(Data tied to figure images)
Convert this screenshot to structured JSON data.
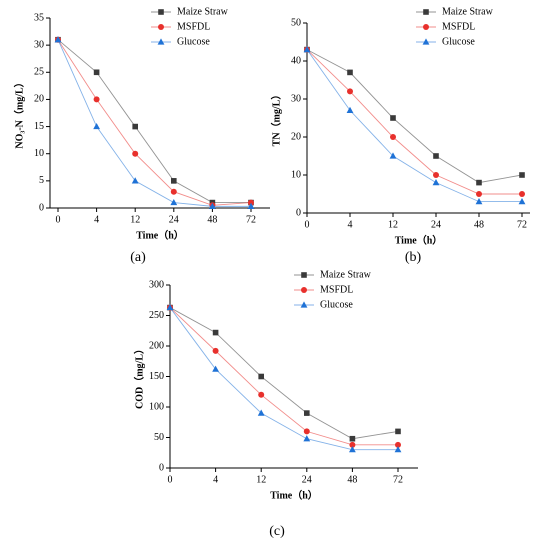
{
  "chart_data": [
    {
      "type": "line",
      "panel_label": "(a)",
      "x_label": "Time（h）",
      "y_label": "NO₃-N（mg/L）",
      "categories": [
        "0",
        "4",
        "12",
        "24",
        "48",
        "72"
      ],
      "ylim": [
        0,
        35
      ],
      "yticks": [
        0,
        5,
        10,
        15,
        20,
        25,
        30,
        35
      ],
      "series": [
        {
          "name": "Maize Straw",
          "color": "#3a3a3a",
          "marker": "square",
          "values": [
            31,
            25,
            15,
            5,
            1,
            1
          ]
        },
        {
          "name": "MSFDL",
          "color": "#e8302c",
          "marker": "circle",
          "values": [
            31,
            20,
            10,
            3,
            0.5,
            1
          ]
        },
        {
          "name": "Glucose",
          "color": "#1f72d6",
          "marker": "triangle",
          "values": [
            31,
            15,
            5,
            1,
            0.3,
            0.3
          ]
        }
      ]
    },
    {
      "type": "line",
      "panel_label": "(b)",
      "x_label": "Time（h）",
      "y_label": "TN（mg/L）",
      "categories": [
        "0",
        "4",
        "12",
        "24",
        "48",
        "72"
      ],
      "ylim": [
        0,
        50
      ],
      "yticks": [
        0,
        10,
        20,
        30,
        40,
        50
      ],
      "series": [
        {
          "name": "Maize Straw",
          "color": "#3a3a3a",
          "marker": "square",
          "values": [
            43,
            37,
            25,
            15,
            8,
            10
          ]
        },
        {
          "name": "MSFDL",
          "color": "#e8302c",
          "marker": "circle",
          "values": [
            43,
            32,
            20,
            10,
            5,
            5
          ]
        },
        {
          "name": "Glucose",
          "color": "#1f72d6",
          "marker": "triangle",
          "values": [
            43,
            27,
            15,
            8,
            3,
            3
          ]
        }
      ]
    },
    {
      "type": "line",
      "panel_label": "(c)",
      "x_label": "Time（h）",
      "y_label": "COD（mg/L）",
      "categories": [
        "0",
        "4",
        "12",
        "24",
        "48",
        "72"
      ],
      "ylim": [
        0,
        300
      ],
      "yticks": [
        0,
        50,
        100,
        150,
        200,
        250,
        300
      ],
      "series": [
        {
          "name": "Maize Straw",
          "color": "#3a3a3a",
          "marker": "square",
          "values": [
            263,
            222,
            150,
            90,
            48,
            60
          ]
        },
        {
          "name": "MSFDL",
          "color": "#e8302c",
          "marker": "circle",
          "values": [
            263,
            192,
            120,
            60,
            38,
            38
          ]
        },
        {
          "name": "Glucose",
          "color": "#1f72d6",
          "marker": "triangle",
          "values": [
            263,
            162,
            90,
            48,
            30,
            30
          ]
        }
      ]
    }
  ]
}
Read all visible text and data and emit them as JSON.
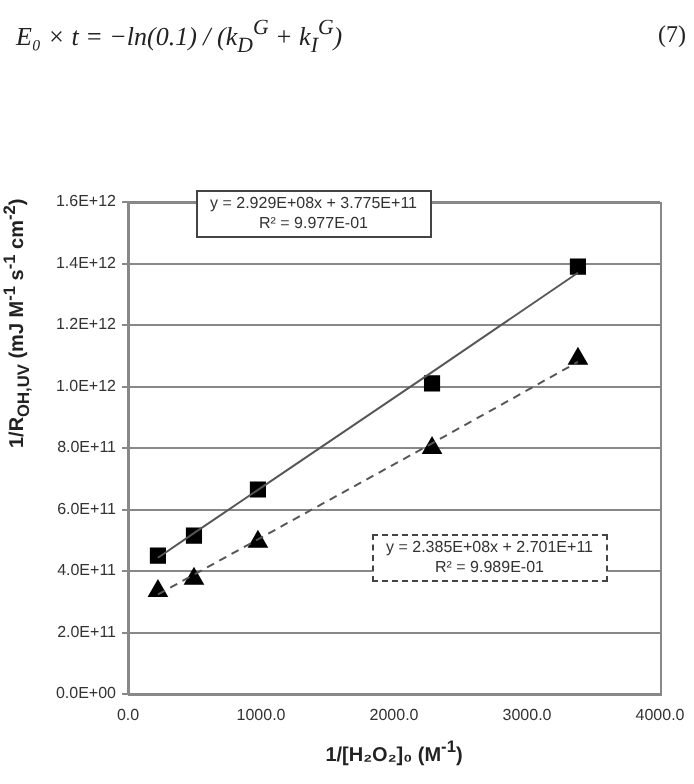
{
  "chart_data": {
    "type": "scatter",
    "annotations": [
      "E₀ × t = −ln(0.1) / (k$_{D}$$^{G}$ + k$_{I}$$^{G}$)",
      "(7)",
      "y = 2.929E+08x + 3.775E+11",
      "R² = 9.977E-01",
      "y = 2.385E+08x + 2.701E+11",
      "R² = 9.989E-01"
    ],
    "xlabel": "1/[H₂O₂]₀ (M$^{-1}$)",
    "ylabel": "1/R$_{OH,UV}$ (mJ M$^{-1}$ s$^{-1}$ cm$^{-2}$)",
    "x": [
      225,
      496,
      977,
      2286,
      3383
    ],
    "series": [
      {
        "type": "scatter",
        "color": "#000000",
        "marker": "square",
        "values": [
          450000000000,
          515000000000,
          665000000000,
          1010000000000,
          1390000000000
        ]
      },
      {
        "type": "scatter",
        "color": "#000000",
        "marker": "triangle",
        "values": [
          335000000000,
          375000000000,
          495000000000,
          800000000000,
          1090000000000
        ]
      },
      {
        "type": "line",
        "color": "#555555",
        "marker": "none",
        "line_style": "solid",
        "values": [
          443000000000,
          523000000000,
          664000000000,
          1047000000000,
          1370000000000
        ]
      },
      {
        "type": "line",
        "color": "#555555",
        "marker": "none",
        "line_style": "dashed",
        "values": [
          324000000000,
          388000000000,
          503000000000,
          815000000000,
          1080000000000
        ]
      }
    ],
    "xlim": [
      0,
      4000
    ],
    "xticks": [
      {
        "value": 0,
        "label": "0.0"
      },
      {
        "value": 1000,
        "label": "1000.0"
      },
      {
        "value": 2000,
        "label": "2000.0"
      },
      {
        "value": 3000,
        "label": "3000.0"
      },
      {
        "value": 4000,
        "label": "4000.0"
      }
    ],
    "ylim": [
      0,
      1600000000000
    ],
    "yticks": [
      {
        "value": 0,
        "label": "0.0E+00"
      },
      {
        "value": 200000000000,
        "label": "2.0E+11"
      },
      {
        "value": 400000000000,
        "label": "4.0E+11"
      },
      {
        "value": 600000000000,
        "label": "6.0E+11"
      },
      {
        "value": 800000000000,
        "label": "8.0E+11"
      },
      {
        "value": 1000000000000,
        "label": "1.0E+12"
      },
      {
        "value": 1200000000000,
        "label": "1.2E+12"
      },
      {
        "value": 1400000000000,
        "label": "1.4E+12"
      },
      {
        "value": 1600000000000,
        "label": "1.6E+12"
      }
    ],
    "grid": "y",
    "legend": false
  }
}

◆ Problem to work on ◆
Can you restate all the records above word for word while dropping the pictures?

◆ Reply ◆
Convert this screenshot to structured JSON data.
{
  "chart_data": [
    {
      "type": "line",
      "panel_label": "(a)",
      "x_label": "Time（h）",
      "y_label": "NO₃-N（mg/L）",
      "categories": [
        "0",
        "4",
        "12",
        "24",
        "48",
        "72"
      ],
      "ylim": [
        0,
        35
      ],
      "yticks": [
        0,
        5,
        10,
        15,
        20,
        25,
        30,
        35
      ],
      "series": [
        {
          "name": "Maize Straw",
          "color": "#3a3a3a",
          "marker": "square",
          "values": [
            31,
            25,
            15,
            5,
            1,
            1
          ]
        },
        {
          "name": "MSFDL",
          "color": "#e8302c",
          "marker": "circle",
          "values": [
            31,
            20,
            10,
            3,
            0.5,
            1
          ]
        },
        {
          "name": "Glucose",
          "color": "#1f72d6",
          "marker": "triangle",
          "values": [
            31,
            15,
            5,
            1,
            0.3,
            0.3
          ]
        }
      ]
    },
    {
      "type": "line",
      "panel_label": "(b)",
      "x_label": "Time（h）",
      "y_label": "TN（mg/L）",
      "categories": [
        "0",
        "4",
        "12",
        "24",
        "48",
        "72"
      ],
      "ylim": [
        0,
        50
      ],
      "yticks": [
        0,
        10,
        20,
        30,
        40,
        50
      ],
      "series": [
        {
          "name": "Maize Straw",
          "color": "#3a3a3a",
          "marker": "square",
          "values": [
            43,
            37,
            25,
            15,
            8,
            10
          ]
        },
        {
          "name": "MSFDL",
          "color": "#e8302c",
          "marker": "circle",
          "values": [
            43,
            32,
            20,
            10,
            5,
            5
          ]
        },
        {
          "name": "Glucose",
          "color": "#1f72d6",
          "marker": "triangle",
          "values": [
            43,
            27,
            15,
            8,
            3,
            3
          ]
        }
      ]
    },
    {
      "type": "line",
      "panel_label": "(c)",
      "x_label": "Time（h）",
      "y_label": "COD（mg/L）",
      "categories": [
        "0",
        "4",
        "12",
        "24",
        "48",
        "72"
      ],
      "ylim": [
        0,
        300
      ],
      "yticks": [
        0,
        50,
        100,
        150,
        200,
        250,
        300
      ],
      "series": [
        {
          "name": "Maize Straw",
          "color": "#3a3a3a",
          "marker": "square",
          "values": [
            263,
            222,
            150,
            90,
            48,
            60
          ]
        },
        {
          "name": "MSFDL",
          "color": "#e8302c",
          "marker": "circle",
          "values": [
            263,
            192,
            120,
            60,
            38,
            38
          ]
        },
        {
          "name": "Glucose",
          "color": "#1f72d6",
          "marker": "triangle",
          "values": [
            263,
            162,
            90,
            48,
            30,
            30
          ]
        }
      ]
    }
  ]
}
Read all visible text and data and emit them as JSON.
{
  "chart_data": {
    "type": "scatter",
    "annotations": [
      "E₀ × t = −ln(0.1) / (k$_{D}$$^{G}$ + k$_{I}$$^{G}$)",
      "(7)",
      "y = 2.929E+08x + 3.775E+11",
      "R² = 9.977E-01",
      "y = 2.385E+08x + 2.701E+11",
      "R² = 9.989E-01"
    ],
    "xlabel": "1/[H₂O₂]₀ (M$^{-1}$)",
    "ylabel": "1/R$_{OH,UV}$ (mJ M$^{-1}$ s$^{-1}$ cm$^{-2}$)",
    "x": [
      225,
      496,
      977,
      2286,
      3383
    ],
    "series": [
      {
        "type": "scatter",
        "color": "#000000",
        "marker": "square",
        "values": [
          450000000000,
          515000000000,
          665000000000,
          1010000000000,
          1390000000000
        ]
      },
      {
        "type": "scatter",
        "color": "#000000",
        "marker": "triangle",
        "values": [
          335000000000,
          375000000000,
          495000000000,
          800000000000,
          1090000000000
        ]
      },
      {
        "type": "line",
        "color": "#555555",
        "marker": "none",
        "line_style": "solid",
        "values": [
          443000000000,
          523000000000,
          664000000000,
          1047000000000,
          1370000000000
        ]
      },
      {
        "type": "line",
        "color": "#555555",
        "marker": "none",
        "line_style": "dashed",
        "values": [
          324000000000,
          388000000000,
          503000000000,
          815000000000,
          1080000000000
        ]
      }
    ],
    "xlim": [
      0,
      4000
    ],
    "xticks": [
      {
        "value": 0,
        "label": "0.0"
      },
      {
        "value": 1000,
        "label": "1000.0"
      },
      {
        "value": 2000,
        "label": "2000.0"
      },
      {
        "value": 3000,
        "label": "3000.0"
      },
      {
        "value": 4000,
        "label": "4000.0"
      }
    ],
    "ylim": [
      0,
      1600000000000
    ],
    "yticks": [
      {
        "value": 0,
        "label": "0.0E+00"
      },
      {
        "value": 200000000000,
        "label": "2.0E+11"
      },
      {
        "value": 400000000000,
        "label": "4.0E+11"
      },
      {
        "value": 600000000000,
        "label": "6.0E+11"
      },
      {
        "value": 800000000000,
        "label": "8.0E+11"
      },
      {
        "value": 1000000000000,
        "label": "1.0E+12"
      },
      {
        "value": 1200000000000,
        "label": "1.2E+12"
      },
      {
        "value": 1400000000000,
        "label": "1.4E+12"
      },
      {
        "value": 1600000000000,
        "label": "1.6E+12"
      }
    ],
    "grid": "y",
    "legend": false
  }
}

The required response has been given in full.